### TO DO
Would you quote the material below in full and unchanged?

### DATA EXCERPTS

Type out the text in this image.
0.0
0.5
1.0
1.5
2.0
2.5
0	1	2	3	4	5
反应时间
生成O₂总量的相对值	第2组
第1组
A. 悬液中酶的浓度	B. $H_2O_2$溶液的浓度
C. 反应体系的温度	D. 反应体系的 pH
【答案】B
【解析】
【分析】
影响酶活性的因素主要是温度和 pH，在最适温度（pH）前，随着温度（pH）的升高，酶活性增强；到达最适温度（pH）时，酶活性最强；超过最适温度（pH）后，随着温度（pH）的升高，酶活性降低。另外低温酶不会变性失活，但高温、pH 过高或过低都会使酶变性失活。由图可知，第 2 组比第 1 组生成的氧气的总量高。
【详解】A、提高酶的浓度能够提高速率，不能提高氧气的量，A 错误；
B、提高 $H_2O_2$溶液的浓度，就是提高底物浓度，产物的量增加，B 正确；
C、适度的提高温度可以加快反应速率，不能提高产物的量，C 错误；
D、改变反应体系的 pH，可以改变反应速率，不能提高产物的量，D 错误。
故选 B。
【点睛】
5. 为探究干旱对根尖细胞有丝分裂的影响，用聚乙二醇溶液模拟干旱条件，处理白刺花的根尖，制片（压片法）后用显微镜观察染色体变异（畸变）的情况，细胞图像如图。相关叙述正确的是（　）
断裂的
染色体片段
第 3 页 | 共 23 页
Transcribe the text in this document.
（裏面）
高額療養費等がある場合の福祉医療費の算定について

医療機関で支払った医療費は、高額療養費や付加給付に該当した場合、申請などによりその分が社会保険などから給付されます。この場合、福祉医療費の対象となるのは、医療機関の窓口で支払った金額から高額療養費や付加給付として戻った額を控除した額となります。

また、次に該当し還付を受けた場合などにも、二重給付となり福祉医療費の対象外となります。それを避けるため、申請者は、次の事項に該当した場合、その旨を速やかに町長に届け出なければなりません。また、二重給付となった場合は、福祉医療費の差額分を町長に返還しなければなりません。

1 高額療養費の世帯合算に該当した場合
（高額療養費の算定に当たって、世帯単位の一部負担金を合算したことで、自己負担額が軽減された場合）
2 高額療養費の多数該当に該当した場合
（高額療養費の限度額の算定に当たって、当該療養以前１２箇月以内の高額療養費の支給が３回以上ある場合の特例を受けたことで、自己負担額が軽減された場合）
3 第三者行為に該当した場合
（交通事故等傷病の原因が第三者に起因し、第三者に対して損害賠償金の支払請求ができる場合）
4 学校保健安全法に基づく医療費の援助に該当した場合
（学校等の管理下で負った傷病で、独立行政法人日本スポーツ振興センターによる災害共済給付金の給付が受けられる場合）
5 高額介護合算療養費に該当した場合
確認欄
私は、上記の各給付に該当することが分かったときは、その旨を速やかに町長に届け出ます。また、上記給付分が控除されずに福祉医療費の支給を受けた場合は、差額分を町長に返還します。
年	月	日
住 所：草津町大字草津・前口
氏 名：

### RESULT
Type out the text in this image.
0.0
0.5
1.0
1.5
2.0
2.5
0	1	2	3	4	5
反应时间
生成O₂总量的相对值	第2组
第1组
A. 悬液中酶的浓度	B. $H_2O_2$溶液的浓度
C. 反应体系的温度	D. 反应体系的 pH
【答案】B
【解析】
【分析】
影响酶活性的因素主要是温度和 pH，在最适温度（pH）前，随着温度（pH）的升高，酶活性增强；到达最适温度（pH）时，酶活性最强；超过最适温度（pH）后，随着温度（pH）的升高，酶活性降低。另外低温酶不会变性失活，但高温、pH 过高或过低都会使酶变性失活。由图可知，第 2 组比第 1 组生成的氧气的总量高。
【详解】A、提高酶的浓度能够提高速率，不能提高氧气的量，A 错误；
B、提高 $H_2O_2$溶液的浓度，就是提高底物浓度，产物的量增加，B 正确；
C、适度的提高温度可以加快反应速率，不能提高产物的量，C 错误；
D、改变反应体系的 pH，可以改变反应速率，不能提高产物的量，D 错误。
故选 B。
【点睛】
5. 为探究干旱对根尖细胞有丝分裂的影响，用聚乙二醇溶液模拟干旱条件，处理白刺花的根尖，制片（压片法）后用显微镜观察染色体变异（畸变）的情况，细胞图像如图。相关叙述正确的是（　）
断裂的
染色体片段
第 3 页 | 共 23 页
Transcribe the text in this document.
（裏面）
高額療養費等がある場合の福祉医療費の算定について

医療機関で支払った医療費は、高額療養費や付加給付に該当した場合、申請などによりその分が社会保険などから給付されます。この場合、福祉医療費の対象となるのは、医療機関の窓口で支払った金額から高額療養費や付加給付として戻った額を控除した額となります。

また、次に該当し還付を受けた場合などにも、二重給付となり福祉医療費の対象外となります。それを避けるため、申請者は、次の事項に該当した場合、その旨を速やかに町長に届け出なければなりません。また、二重給付となった場合は、福祉医療費の差額分を町長に返還しなければなりません。

1 高額療養費の世帯合算に該当した場合
（高額療養費の算定に当たって、世帯単位の一部負担金を合算したことで、自己負担額が軽減された場合）
2 高額療養費の多数該当に該当した場合
（高額療養費の限度額の算定に当たって、当該療養以前１２箇月以内の高額療養費の支給が３回以上ある場合の特例を受けたことで、自己負担額が軽減された場合）
3 第三者行為に該当した場合
（交通事故等傷病の原因が第三者に起因し、第三者に対して損害賠償金の支払請求ができる場合）
4 学校保健安全法に基づく医療費の援助に該当した場合
（学校等の管理下で負った傷病で、独立行政法人日本スポーツ振興センターによる災害共済給付金の給付が受けられる場合）
5 高額介護合算療養費に該当した場合
確認欄
私は、上記の各給付に該当することが分かったときは、その旨を速やかに町長に届け出ます。また、上記給付分が控除されずに福祉医療費の支給を受けた場合は、差額分を町長に返還します。
年	月	日
住 所：草津町大字草津・前口
氏 名：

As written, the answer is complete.